## Begin Material to process
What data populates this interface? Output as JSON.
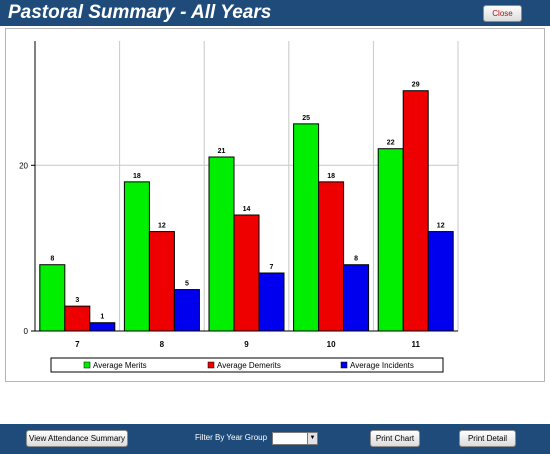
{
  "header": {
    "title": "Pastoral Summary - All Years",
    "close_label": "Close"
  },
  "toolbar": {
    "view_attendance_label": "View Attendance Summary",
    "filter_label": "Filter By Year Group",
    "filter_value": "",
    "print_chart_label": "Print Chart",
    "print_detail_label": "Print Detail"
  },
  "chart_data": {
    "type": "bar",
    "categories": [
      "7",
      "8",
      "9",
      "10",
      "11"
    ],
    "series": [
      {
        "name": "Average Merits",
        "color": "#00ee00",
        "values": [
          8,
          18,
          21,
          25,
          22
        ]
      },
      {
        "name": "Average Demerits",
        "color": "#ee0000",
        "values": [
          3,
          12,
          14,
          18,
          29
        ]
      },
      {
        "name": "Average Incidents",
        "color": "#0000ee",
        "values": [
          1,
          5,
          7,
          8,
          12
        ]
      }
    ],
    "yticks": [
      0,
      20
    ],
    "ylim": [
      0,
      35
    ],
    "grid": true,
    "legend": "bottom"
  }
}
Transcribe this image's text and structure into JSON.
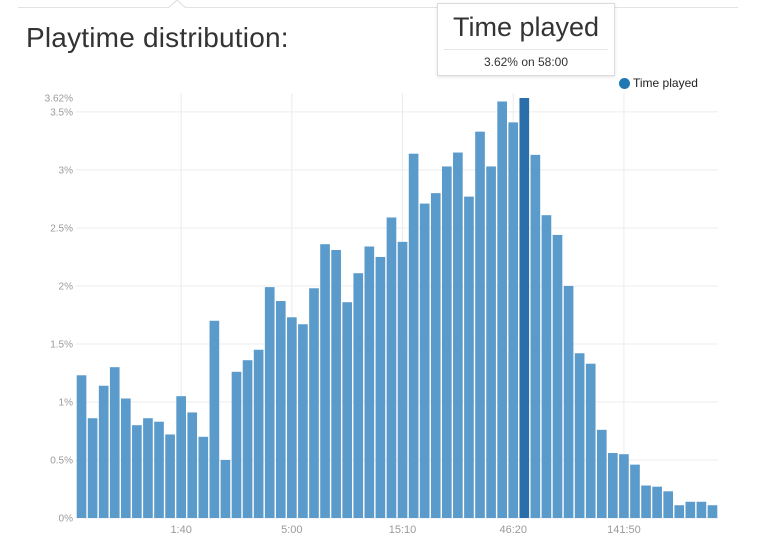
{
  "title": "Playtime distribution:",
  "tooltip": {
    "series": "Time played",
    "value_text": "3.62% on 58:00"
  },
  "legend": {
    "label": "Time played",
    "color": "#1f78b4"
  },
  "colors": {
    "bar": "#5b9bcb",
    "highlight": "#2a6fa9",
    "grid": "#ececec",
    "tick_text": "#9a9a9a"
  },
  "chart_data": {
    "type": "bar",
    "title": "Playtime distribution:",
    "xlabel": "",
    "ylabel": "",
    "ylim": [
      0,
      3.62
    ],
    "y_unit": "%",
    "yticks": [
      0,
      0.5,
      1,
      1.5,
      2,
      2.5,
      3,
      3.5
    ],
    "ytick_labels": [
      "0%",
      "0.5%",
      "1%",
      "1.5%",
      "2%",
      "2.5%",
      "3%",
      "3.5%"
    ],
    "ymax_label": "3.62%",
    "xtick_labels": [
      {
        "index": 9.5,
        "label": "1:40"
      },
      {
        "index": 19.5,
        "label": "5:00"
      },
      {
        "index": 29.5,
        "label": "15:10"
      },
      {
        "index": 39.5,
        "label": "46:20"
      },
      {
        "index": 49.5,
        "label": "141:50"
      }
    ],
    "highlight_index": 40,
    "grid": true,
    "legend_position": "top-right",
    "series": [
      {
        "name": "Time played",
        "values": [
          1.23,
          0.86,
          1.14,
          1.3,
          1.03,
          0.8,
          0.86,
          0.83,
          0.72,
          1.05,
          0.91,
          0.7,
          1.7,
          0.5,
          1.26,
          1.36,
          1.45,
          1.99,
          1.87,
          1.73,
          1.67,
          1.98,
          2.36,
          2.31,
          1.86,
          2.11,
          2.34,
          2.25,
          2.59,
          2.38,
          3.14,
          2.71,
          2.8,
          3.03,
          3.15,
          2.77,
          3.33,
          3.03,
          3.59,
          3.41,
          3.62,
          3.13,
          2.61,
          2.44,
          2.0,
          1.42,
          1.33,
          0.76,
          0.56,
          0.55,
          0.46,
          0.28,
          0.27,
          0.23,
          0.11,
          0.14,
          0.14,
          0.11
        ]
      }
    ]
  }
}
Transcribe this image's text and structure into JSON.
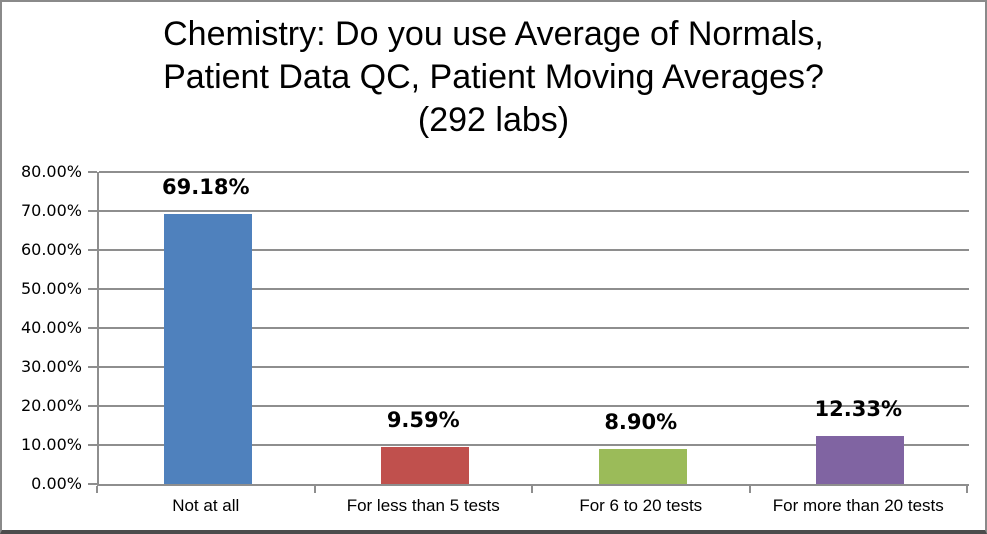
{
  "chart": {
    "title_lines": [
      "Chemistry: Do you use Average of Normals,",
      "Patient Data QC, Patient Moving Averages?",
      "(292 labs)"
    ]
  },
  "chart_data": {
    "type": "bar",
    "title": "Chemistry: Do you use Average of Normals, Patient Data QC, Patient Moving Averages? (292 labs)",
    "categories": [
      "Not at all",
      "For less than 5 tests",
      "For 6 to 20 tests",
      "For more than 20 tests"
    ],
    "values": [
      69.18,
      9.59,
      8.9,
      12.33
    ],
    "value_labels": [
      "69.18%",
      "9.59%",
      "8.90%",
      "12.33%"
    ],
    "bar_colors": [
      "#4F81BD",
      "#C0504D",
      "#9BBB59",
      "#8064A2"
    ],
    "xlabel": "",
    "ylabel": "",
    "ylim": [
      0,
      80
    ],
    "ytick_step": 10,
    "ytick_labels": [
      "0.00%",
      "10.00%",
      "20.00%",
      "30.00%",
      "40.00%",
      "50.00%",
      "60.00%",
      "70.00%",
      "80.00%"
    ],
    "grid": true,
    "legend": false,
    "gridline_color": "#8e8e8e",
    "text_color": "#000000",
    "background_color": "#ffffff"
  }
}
## End Material to process
Task prompt. Which lines contain "distribution"? Copy each of them out.

Result of this task.
  "title": "Playtime distribution:",
    "title": "Playtime distribution:",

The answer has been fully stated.